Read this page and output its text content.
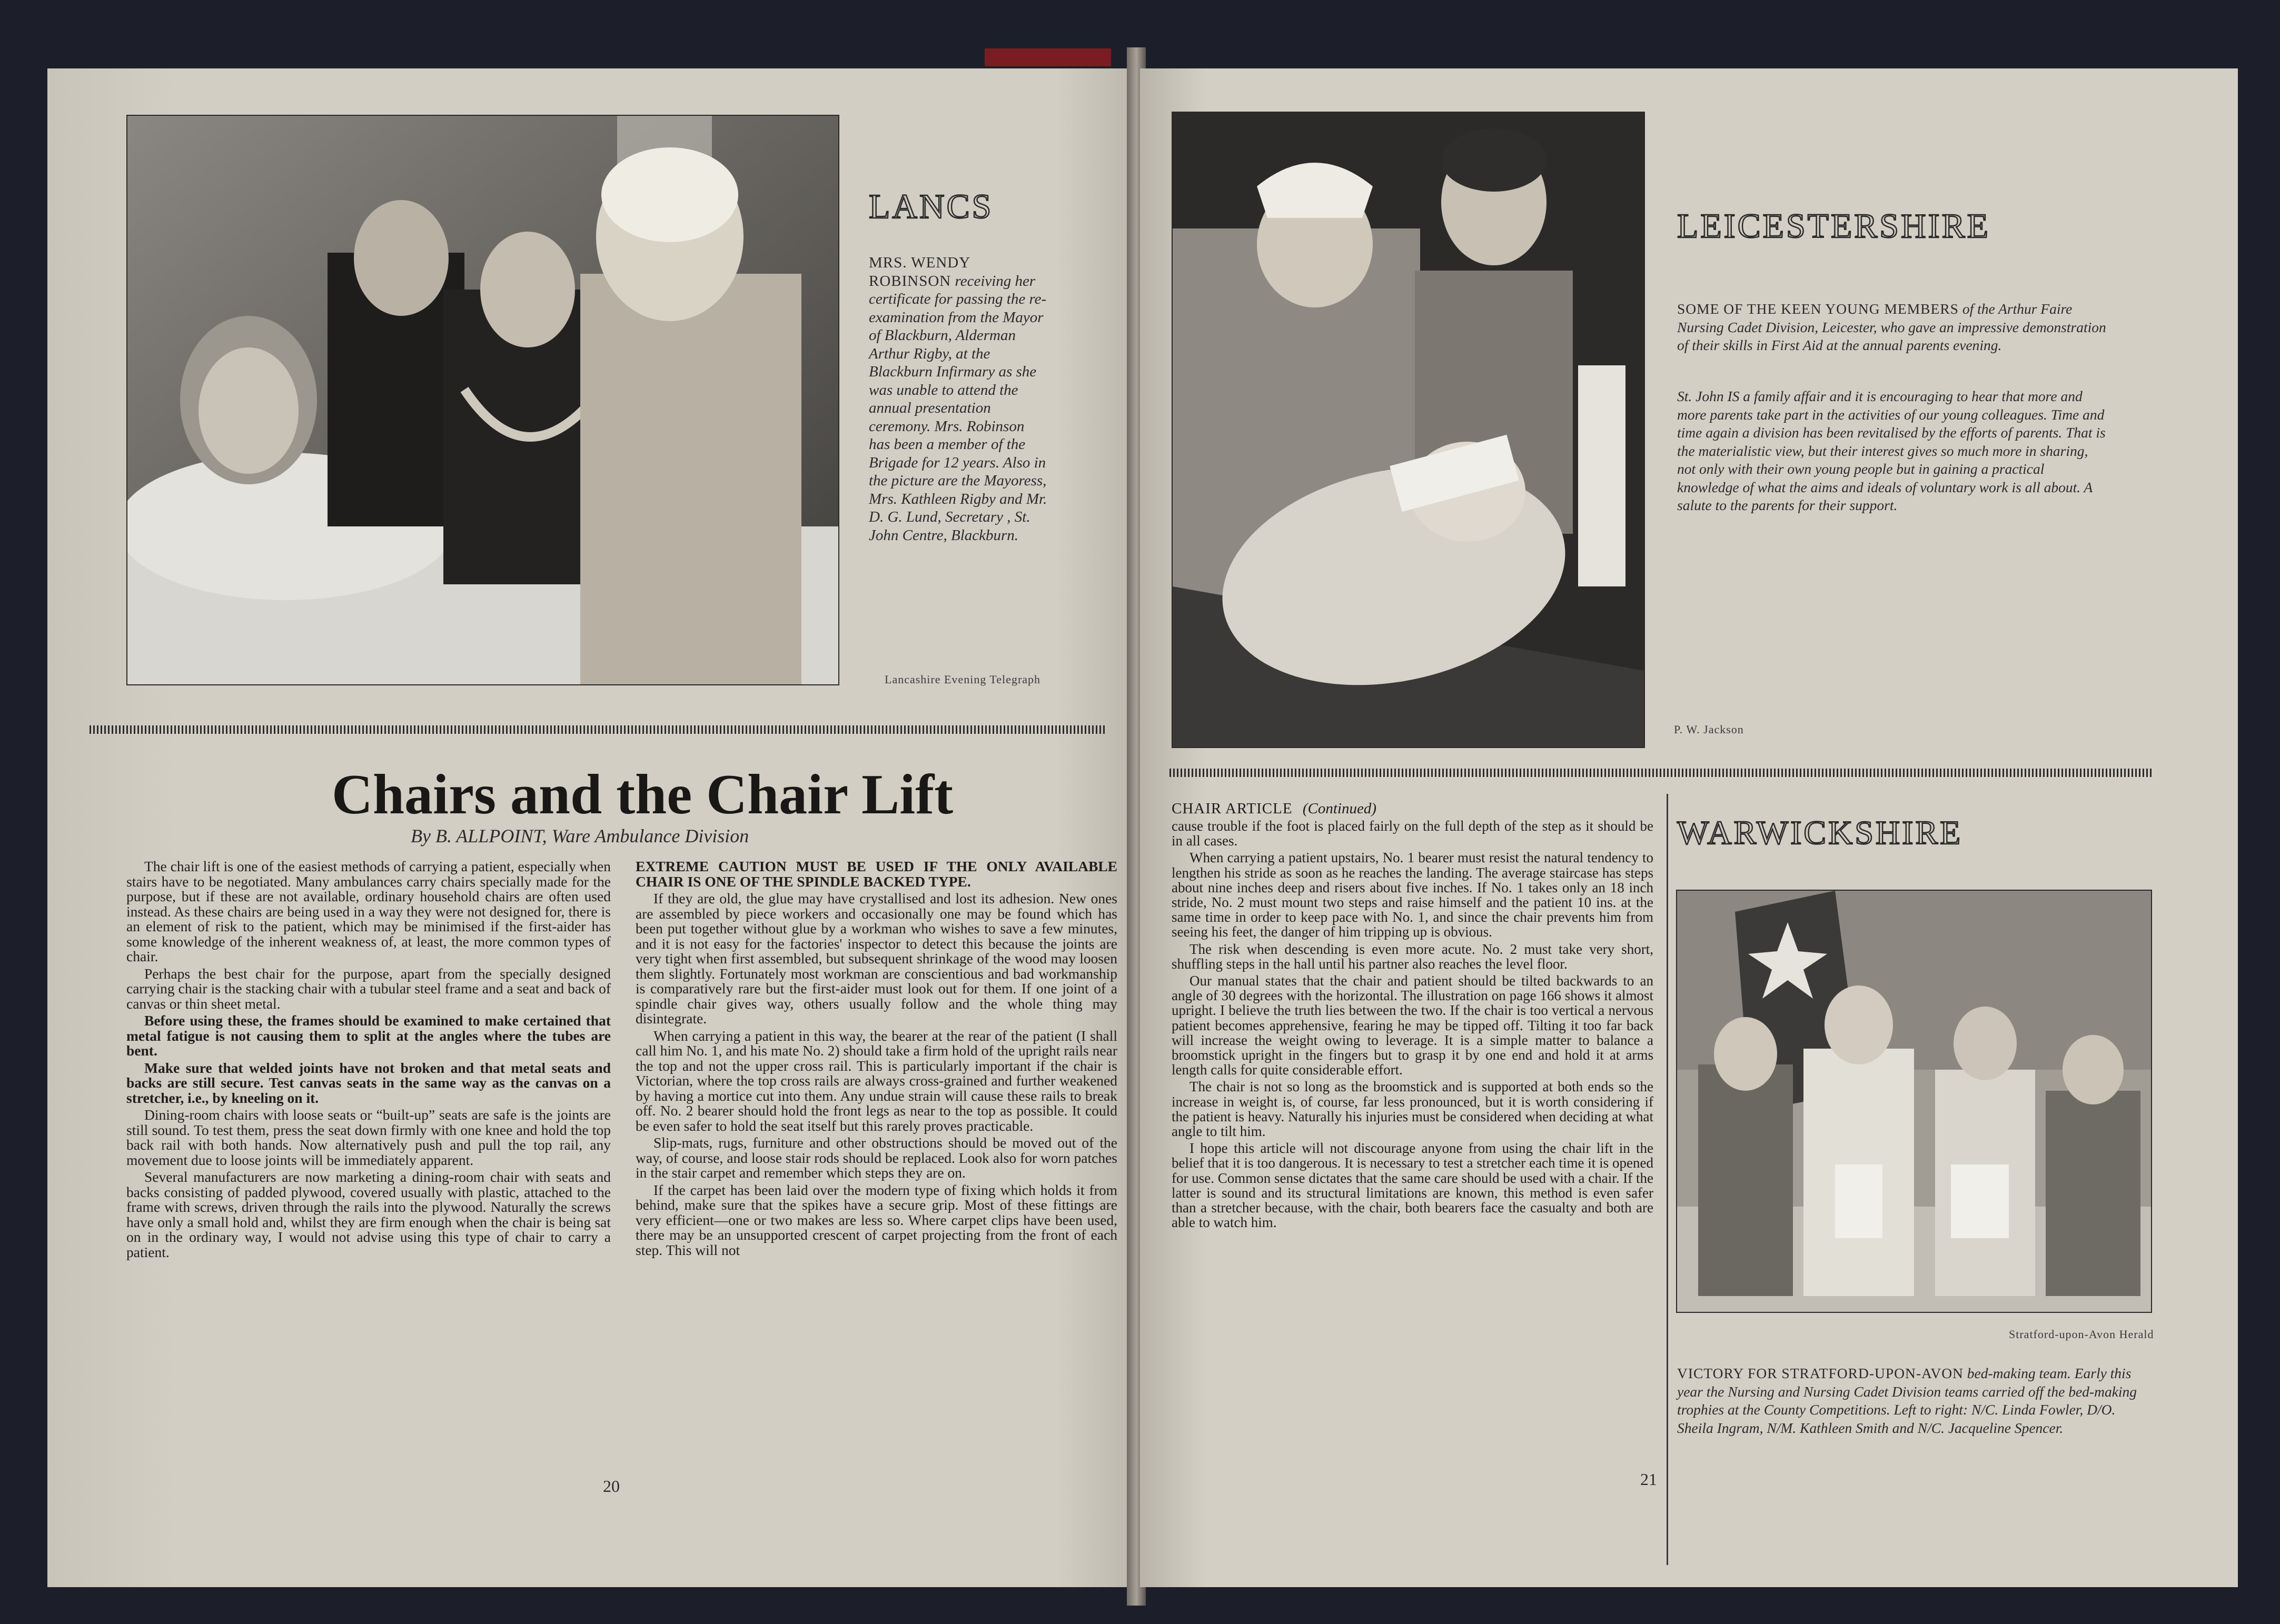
LANCS
MRS. WENDY ROBINSON receiving her certificate for passing the re-examination from the Mayor of Blackburn, Alderman Arthur Rigby, at the Blackburn Infirmary as she was unable to attend the annual presentation ceremony. Mrs. Robinson has been a member of the Brigade for 12 years. Also in the picture are the Mayoress, Mrs. Kathleen Rigby and Mr. D. G. Lund, Secretary , St. John Centre, Blackburn.
Lancashire Evening Telegraph
Chairs and the Chair Lift
By B. ALLPOINT, Ware Ambulance Division

The chair lift is one of the easiest methods of carrying a patient, especially when stairs have to be negotiated. Many ambulances carry chairs specially made for the purpose, but if these are not available, ordinary household chairs are often used instead. As these chairs are being used in a way they were not designed for, there is an element of risk to the patient, which may be minimised if the first-aider has some knowledge of the inherent weakness of, at least, the more common types of chair.

Perhaps the best chair for the purpose, apart from the specially designed carrying chair is the stacking chair with a tubular steel frame and a seat and back of canvas or thin sheet metal.

Before using these, the frames should be examined to make certained that metal fatigue is not causing them to split at the angles where the tubes are bent.

Make sure that welded joints have not broken and that metal seats and backs are still secure. Test canvas seats in the same way as the canvas on a stretcher, i.e., by kneeling on it.

Dining-room chairs with loose seats or “built-up” seats are safe is the joints are still sound. To test them, press the seat down firmly with one knee and hold the top back rail with both hands. Now alternatively push and pull the top rail, any movement due to loose joints will be immediately apparent.

Several manufacturers are now marketing a dining-room chair with seats and backs consisting of padded plywood, covered usually with plastic, attached to the frame with screws, driven through the rails into the plywood. Naturally the screws have only a small hold and, whilst they are firm enough when the chair is being sat on in the ordinary way, I would not advise using this type of chair to carry a patient.

EXTREME CAUTION MUST BE USED IF THE ONLY AVAILABLE CHAIR IS ONE OF THE SPINDLE BACKED TYPE.

If they are old, the glue may have crystallised and lost its adhesion. New ones are assembled by piece workers and occasionally one may be found which has been put together without glue by a workman who wishes to save a few minutes, and it is not easy for the factories' inspector to detect this because the joints are very tight when first assembled, but subsequent shrinkage of the wood may loosen them slightly. Fortunately most workman are conscientious and bad workmanship is comparatively rare but the first-aider must look out for them. If one joint of a spindle chair gives way, others usually follow and the whole thing may disintegrate.

When carrying a patient in this way, the bearer at the rear of the patient (I shall call him No. 1, and his mate No. 2) should take a firm hold of the upright rails near the top and not the upper cross rail. This is particularly important if the chair is Victorian, where the top cross rails are always cross-grained and further weakened by having a mortice cut into them. Any undue strain will cause these rails to break off. No. 2 bearer should hold the front legs as near to the top as possible. It could be even safer to hold the seat itself but this rarely proves practicable.

Slip-mats, rugs, furniture and other obstructions should be moved out of the way, of course, and loose stair rods should be replaced. Look also for worn patches in the stair carpet and remember which steps they are on.

If the carpet has been laid over the modern type of fixing which holds it from behind, make sure that the spikes have a secure grip. Most of these fittings are very efficient—one or two makes are less so. Where carpet clips have been used, there may be an unsupported crescent of carpet projecting from the front of each step. This will not

20
LEICESTERSHIRE
SOME OF THE KEEN YOUNG MEMBERS of the Arthur Faire Nursing Cadet Division, Leicester, who gave an impressive demonstration of their skills in First Aid at the annual parents evening.
St. John IS a family affair and it is encouraging to hear that more and more parents take part in the activities of our young colleagues. Time and time again a division has been revitalised by the efforts of parents. That is the materialistic view, but their interest gives so much more in sharing, not only with their own young people but in gaining a practical knowledge of what the aims and ideals of voluntary work is all about. A salute to the parents for their support.
P. W. Jackson
CHAIR ARTICLE (Continued)

cause trouble if the foot is placed fairly on the full depth of the step as it should be in all cases.

When carrying a patient upstairs, No. 1 bearer must resist the natural tendency to lengthen his stride as soon as he reaches the landing. The average staircase has steps about nine inches deep and risers about five inches. If No. 1 takes only an 18 inch stride, No. 2 must mount two steps and raise himself and the patient 10 ins. at the same time in order to keep pace with No. 1, and since the chair prevents him from seeing his feet, the danger of him tripping up is obvious.

The risk when descending is even more acute. No. 2 must take very short, shuffling steps in the hall until his partner also reaches the level floor.

Our manual states that the chair and patient should be tilted backwards to an angle of 30 degrees with the horizontal. The illustration on page 166 shows it almost upright. I believe the truth lies between the two. If the chair is too vertical a nervous patient becomes apprehensive, fearing he may be tipped off. Tilting it too far back will increase the weight owing to leverage. It is a simple matter to balance a broomstick upright in the fingers but to grasp it by one end and hold it at arms length calls for quite considerable effort.

The chair is not so long as the broomstick and is supported at both ends so the increase in weight is, of course, far less pronounced, but it is worth considering if the patient is heavy. Naturally his injuries must be considered when deciding at what angle to tilt him.

I hope this article will not discourage anyone from using the chair lift in the belief that it is too dangerous. It is necessary to test a stretcher each time it is opened for use. Common sense dictates that the same care should be used with a chair. If the latter is sound and its structural limitations are known, this method is even safer than a stretcher because, with the chair, both bearers face the casualty and both are able to watch him.

WARWICKSHIRE
Stratford-upon-Avon Herald
VICTORY FOR STRATFORD-UPON-AVON bed-making team. Early this year the Nursing and Nursing Cadet Division teams carried off the bed-making trophies at the County Competitions. Left to right: N/C. Linda Fowler, D/O. Sheila Ingram, N/M. Kathleen Smith and N/C. Jacqueline Spencer.
21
※ ※ ※
**WHAT IS BEING ASKED**
Reproduce each line holding the word "canvas".

**FINAL RESULT**
Perhaps the best chair for the purpose, apart from the specially designed carrying chair is the stacking chair with a tubular steel frame and a seat and back of canvas or thin sheet metal.
Make sure that welded joints have not broken and that metal seats and backs are still secure. Test canvas seats in the same way as the canvas on a stretcher, i.e., by kneeling on it.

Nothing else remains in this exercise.